Restate each of the lines below word for word and drop every picture.

Data records:
— Start —
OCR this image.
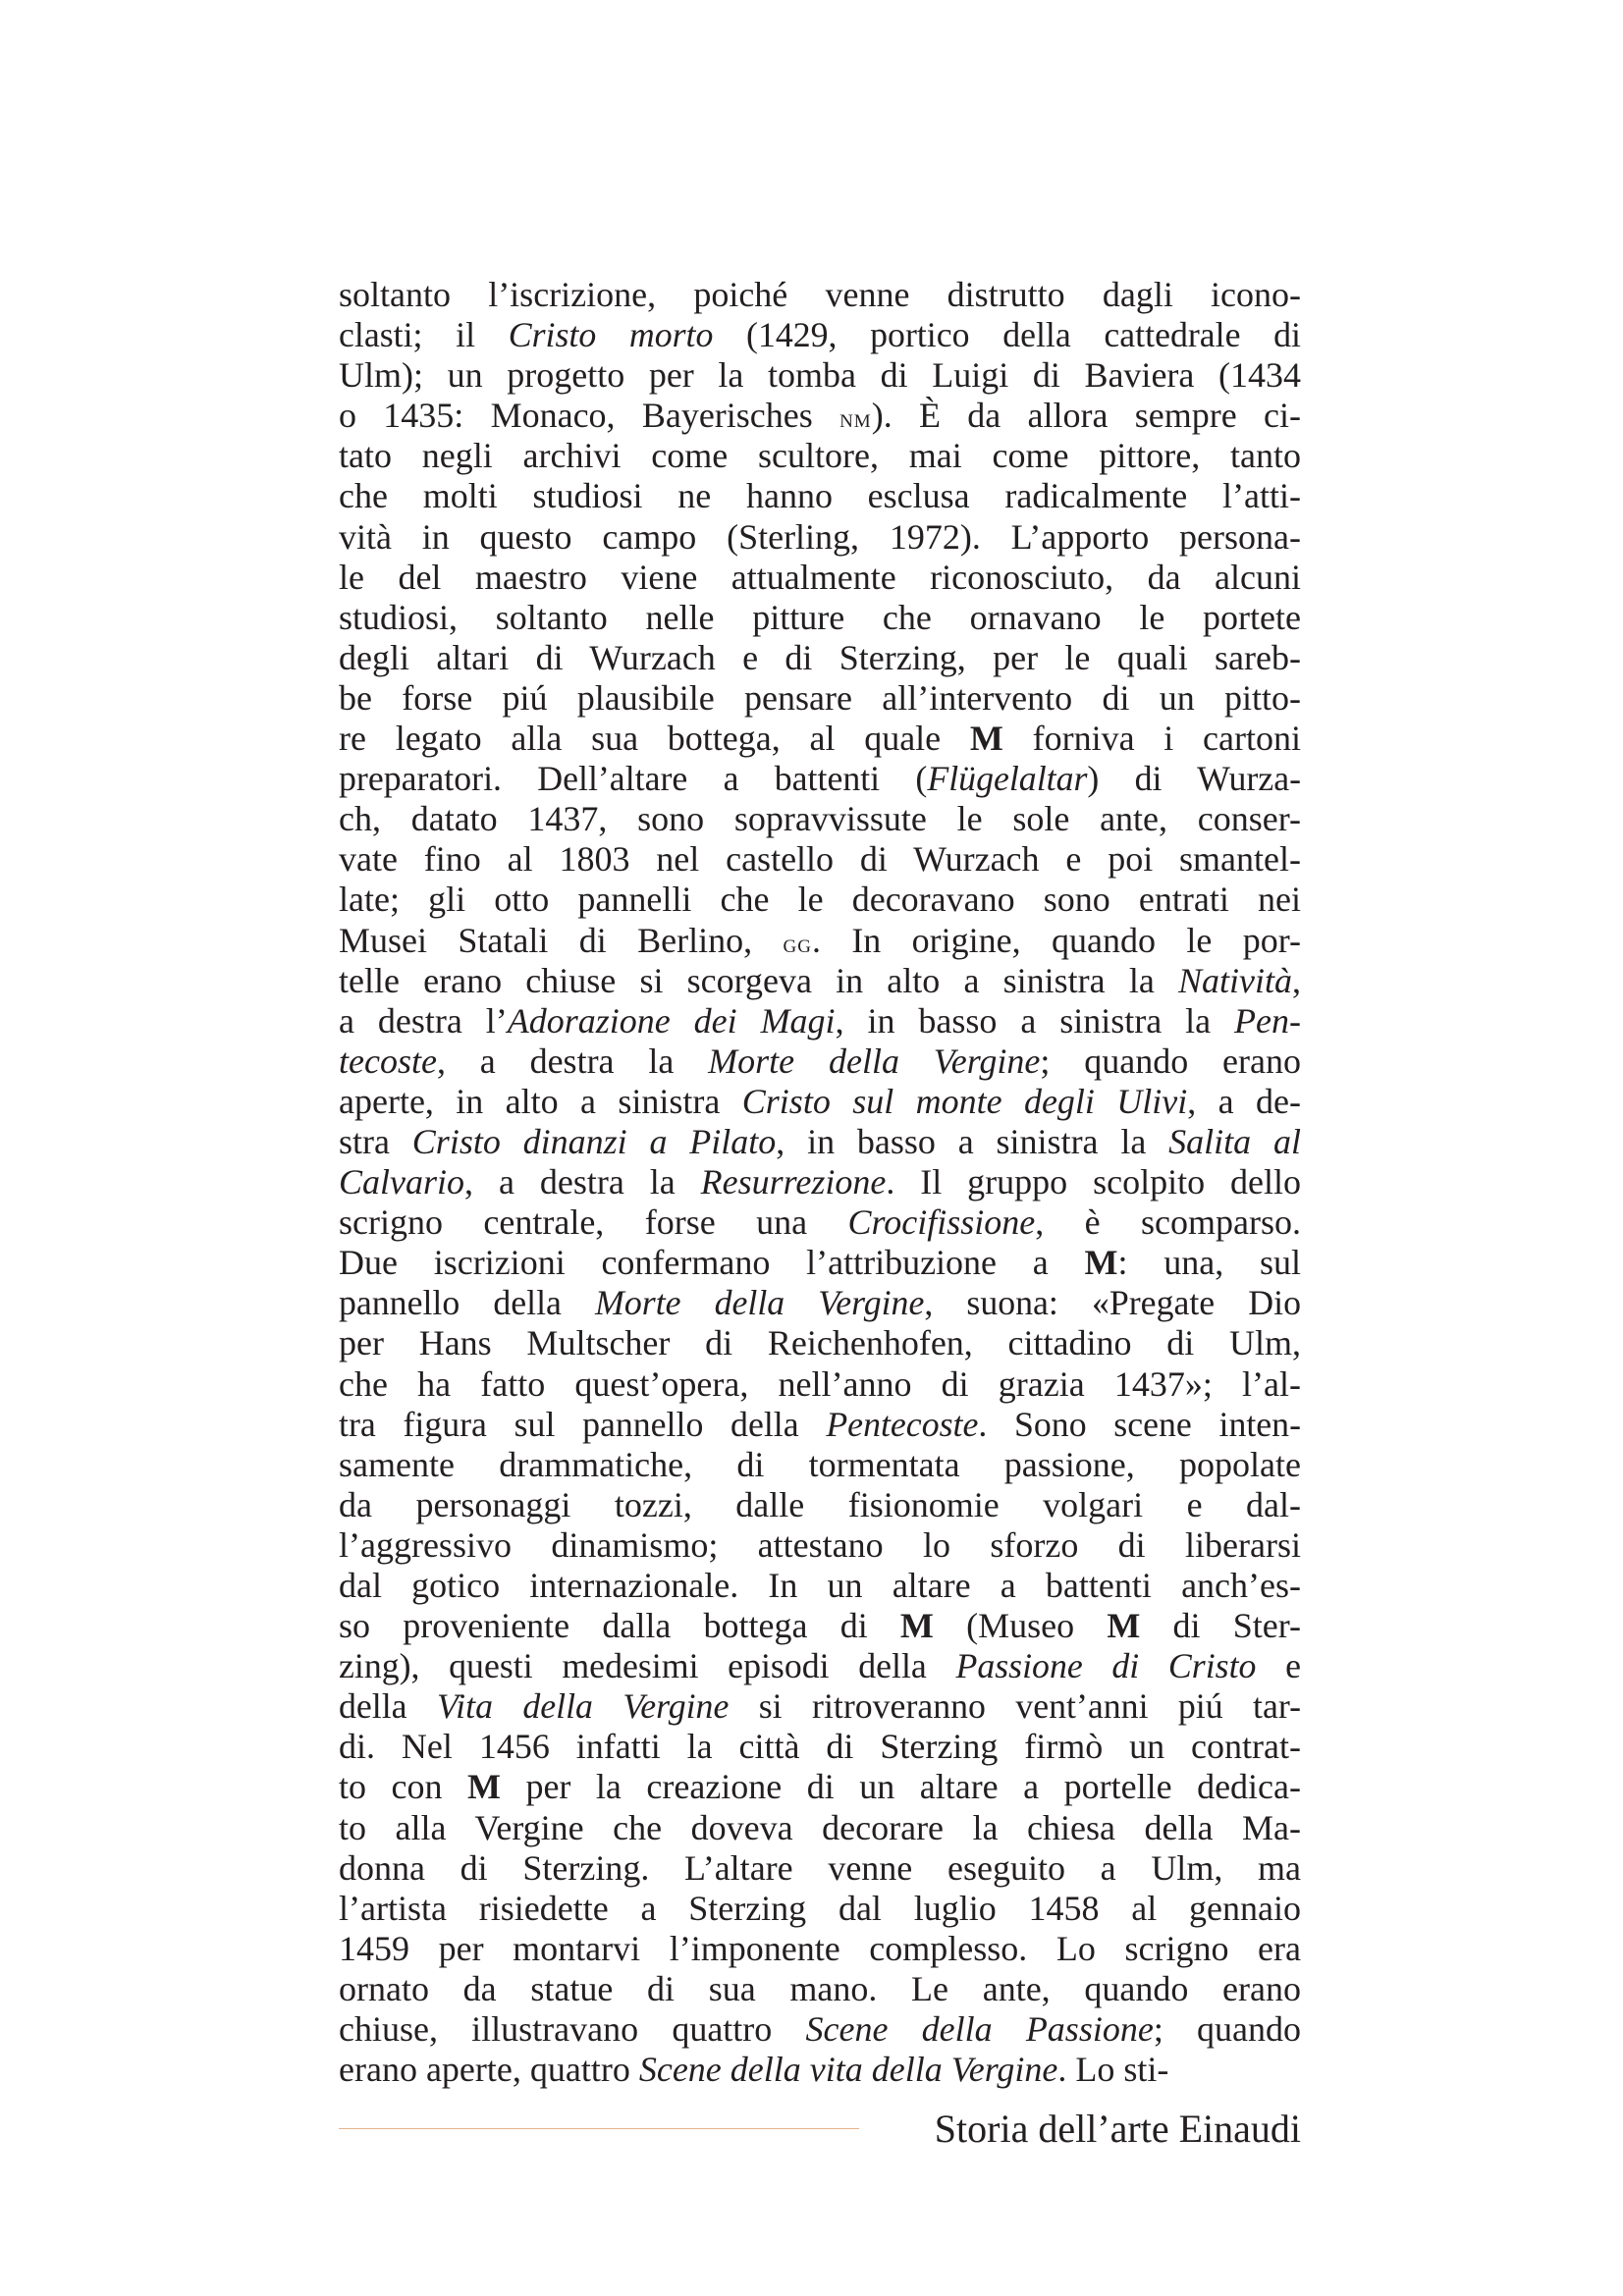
soltanto l’iscrizione, poiché venne distrutto dagli icono-
clasti; il Cristo morto (1429, portico della cattedrale di
Ulm); un progetto per la tomba di Luigi di Baviera (1434
o 1435: Monaco, Bayerisches nm). È da allora sempre ci-
tato negli archivi come scultore, mai come pittore, tanto
che molti studiosi ne hanno esclusa radicalmente l’atti-
vità in questo campo (Sterling, 1972). L’apporto persona-
le del maestro viene attualmente riconosciuto, da alcuni
studiosi, soltanto nelle pitture che ornavano le portete
degli altari di Wurzach e di Sterzing, per le quali sareb-
be forse piú plausibile pensare all’intervento di un pitto-
re legato alla sua bottega, al quale M forniva i cartoni
preparatori. Dell’altare a battenti (Flügelaltar) di Wurza-
ch, datato 1437, sono sopravvissute le sole ante, conser-
vate fino al 1803 nel castello di Wurzach e poi smantel-
late; gli otto pannelli che le decoravano sono entrati nei
Musei Statali di Berlino, gg. In origine, quando le por-
telle erano chiuse si scorgeva in alto a sinistra la Natività,
a destra l’Adorazione dei Magi, in basso a sinistra la Pen-
tecoste, a destra la Morte della Vergine; quando erano
aperte, in alto a sinistra Cristo sul monte degli Ulivi, a de-
stra Cristo dinanzi a Pilato, in basso a sinistra la Salita al
Calvario, a destra la Resurrezione. Il gruppo scolpito dello
scrigno centrale, forse una Crocifissione, è scomparso.
Due iscrizioni confermano l’attribuzione a M: una, sul
pannello della Morte della Vergine, suona: «Pregate Dio
per Hans Multscher di Reichenhofen, cittadino di Ulm,
che ha fatto quest’opera, nell’anno di grazia 1437»; l’al-
tra figura sul pannello della Pentecoste. Sono scene inten-
samente drammatiche, di tormentata passione, popolate
da personaggi tozzi, dalle fisionomie volgari e dal-
l’aggressivo dinamismo; attestano lo sforzo di liberarsi
dal gotico internazionale. In un altare a battenti anch’es-
so proveniente dalla bottega di M (Museo M di Ster-
zing), questi medesimi episodi della Passione di Cristo e
della Vita della Vergine si ritroveranno vent’anni piú tar-
di. Nel 1456 infatti la città di Sterzing firmò un contrat-
to con M per la creazione di un altare a portelle dedica-
to alla Vergine che doveva decorare la chiesa della Ma-
donna di Sterzing. L’altare venne eseguito a Ulm, ma
l’artista risiedette a Sterzing dal luglio 1458 al gennaio
1459 per montarvi l’imponente complesso. Lo scrigno era
ornato da statue di sua mano. Le ante, quando erano
chiuse, illustravano quattro Scene della Passione; quando
erano aperte, quattro Scene della vita della Vergine. Lo sti-
Storia dell’arte Einaudi
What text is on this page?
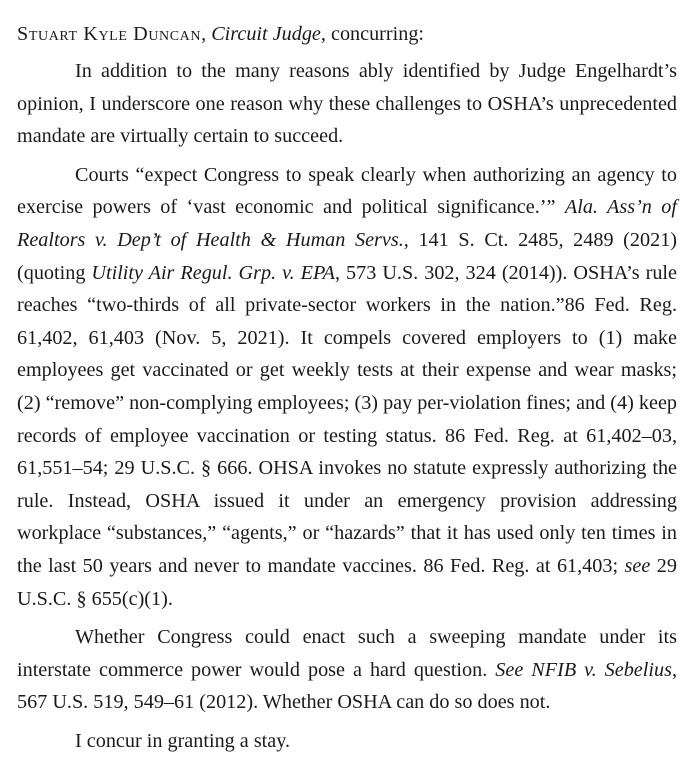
Stuart Kyle Duncan, Circuit Judge, concurring:

In addition to the many reasons ably identified by Judge Engelhardt’s opinion, I underscore one reason why these challenges to OSHA’s unprecedented mandate are virtually certain to succeed.

Courts “expect Congress to speak clearly when authorizing an agency to exercise powers of ‘vast economic and political significance.’” Ala. Ass’n of Realtors v. Dep’t of Health & Human Servs., 141 S. Ct. 2485, 2489 (2021) (quoting Utility Air Regul. Grp. v. EPA, 573 U.S. 302, 324 (2014)). OSHA’s rule reaches “two-thirds of all private-sector workers in the nation.”86 Fed. Reg. 61,402, 61,403 (Nov. 5, 2021). It compels covered employers to (1) make employees get vaccinated or get weekly tests at their expense and wear masks; (2) “remove” non-complying employees; (3) pay per-violation fines; and (4) keep records of employee vaccination or testing status. 86 Fed. Reg. at 61,402–03, 61,551–54; 29 U.S.C. § 666. OHSA invokes no statute expressly authorizing the rule. Instead, OSHA issued it under an emergency provision addressing workplace “substances,” “agents,” or “hazards” that it has used only ten times in the last 50 years and never to mandate vaccines. 86 Fed. Reg. at 61,403; see 29 U.S.C. § 655(c)(1).

Whether Congress could enact such a sweeping mandate under its interstate commerce power would pose a hard question. See NFIB v. Sebelius, 567 U.S. 519, 549–61 (2012). Whether OSHA can do so does not.

I concur in granting a stay.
— End —
### Result for this task
OCR this image.
soltanto l’iscrizione, poiché venne distrutto dagli icono-
clasti; il Cristo morto (1429, portico della cattedrale di
Ulm); un progetto per la tomba di Luigi di Baviera (1434
o 1435: Monaco, Bayerisches nm). È da allora sempre ci-
tato negli archivi come scultore, mai come pittore, tanto
che molti studiosi ne hanno esclusa radicalmente l’atti-
vità in questo campo (Sterling, 1972). L’apporto persona-
le del maestro viene attualmente riconosciuto, da alcuni
studiosi, soltanto nelle pitture che ornavano le portete
degli altari di Wurzach e di Sterzing, per le quali sareb-
be forse piú plausibile pensare all’intervento di un pitto-
re legato alla sua bottega, al quale M forniva i cartoni
preparatori. Dell’altare a battenti (Flügelaltar) di Wurza-
ch, datato 1437, sono sopravvissute le sole ante, conser-
vate fino al 1803 nel castello di Wurzach e poi smantel-
late; gli otto pannelli che le decoravano sono entrati nei
Musei Statali di Berlino, gg. In origine, quando le por-
telle erano chiuse si scorgeva in alto a sinistra la Natività,
a destra l’Adorazione dei Magi, in basso a sinistra la Pen-
tecoste, a destra la Morte della Vergine; quando erano
aperte, in alto a sinistra Cristo sul monte degli Ulivi, a de-
stra Cristo dinanzi a Pilato, in basso a sinistra la Salita al
Calvario, a destra la Resurrezione. Il gruppo scolpito dello
scrigno centrale, forse una Crocifissione, è scomparso.
Due iscrizioni confermano l’attribuzione a M: una, sul
pannello della Morte della Vergine, suona: «Pregate Dio
per Hans Multscher di Reichenhofen, cittadino di Ulm,
che ha fatto quest’opera, nell’anno di grazia 1437»; l’al-
tra figura sul pannello della Pentecoste. Sono scene inten-
samente drammatiche, di tormentata passione, popolate
da personaggi tozzi, dalle fisionomie volgari e dal-
l’aggressivo dinamismo; attestano lo sforzo di liberarsi
dal gotico internazionale. In un altare a battenti anch’es-
so proveniente dalla bottega di M (Museo M di Ster-
zing), questi medesimi episodi della Passione di Cristo e
della Vita della Vergine si ritroveranno vent’anni piú tar-
di. Nel 1456 infatti la città di Sterzing firmò un contrat-
to con M per la creazione di un altare a portelle dedica-
to alla Vergine che doveva decorare la chiesa della Ma-
donna di Sterzing. L’altare venne eseguito a Ulm, ma
l’artista risiedette a Sterzing dal luglio 1458 al gennaio
1459 per montarvi l’imponente complesso. Lo scrigno era
ornato da statue di sua mano. Le ante, quando erano
chiuse, illustravano quattro Scene della Passione; quando
erano aperte, quattro Scene della vita della Vergine. Lo sti-
Storia dell’arte Einaudi
What text is on this page?
Stuart Kyle Duncan, Circuit Judge, concurring:

In addition to the many reasons ably identified by Judge Engelhardt’s opinion, I underscore one reason why these challenges to OSHA’s unprecedented mandate are virtually certain to succeed.

Courts “expect Congress to speak clearly when authorizing an agency to exercise powers of ‘vast economic and political significance.’” Ala. Ass’n of Realtors v. Dep’t of Health & Human Servs., 141 S. Ct. 2485, 2489 (2021) (quoting Utility Air Regul. Grp. v. EPA, 573 U.S. 302, 324 (2014)). OSHA’s rule reaches “two-thirds of all private-sector workers in the nation.”86 Fed. Reg. 61,402, 61,403 (Nov. 5, 2021). It compels covered employers to (1) make employees get vaccinated or get weekly tests at their expense and wear masks; (2) “remove” non-complying employees; (3) pay per-violation fines; and (4) keep records of employee vaccination or testing status. 86 Fed. Reg. at 61,402–03, 61,551–54; 29 U.S.C. § 666. OHSA invokes no statute expressly authorizing the rule. Instead, OSHA issued it under an emergency provision addressing workplace “substances,” “agents,” or “hazards” that it has used only ten times in the last 50 years and never to mandate vaccines. 86 Fed. Reg. at 61,403; see 29 U.S.C. § 655(c)(1).

Whether Congress could enact such a sweeping mandate under its interstate commerce power would pose a hard question. See NFIB v. Sebelius, 567 U.S. 519, 549–61 (2012). Whether OSHA can do so does not.

I concur in granting a stay.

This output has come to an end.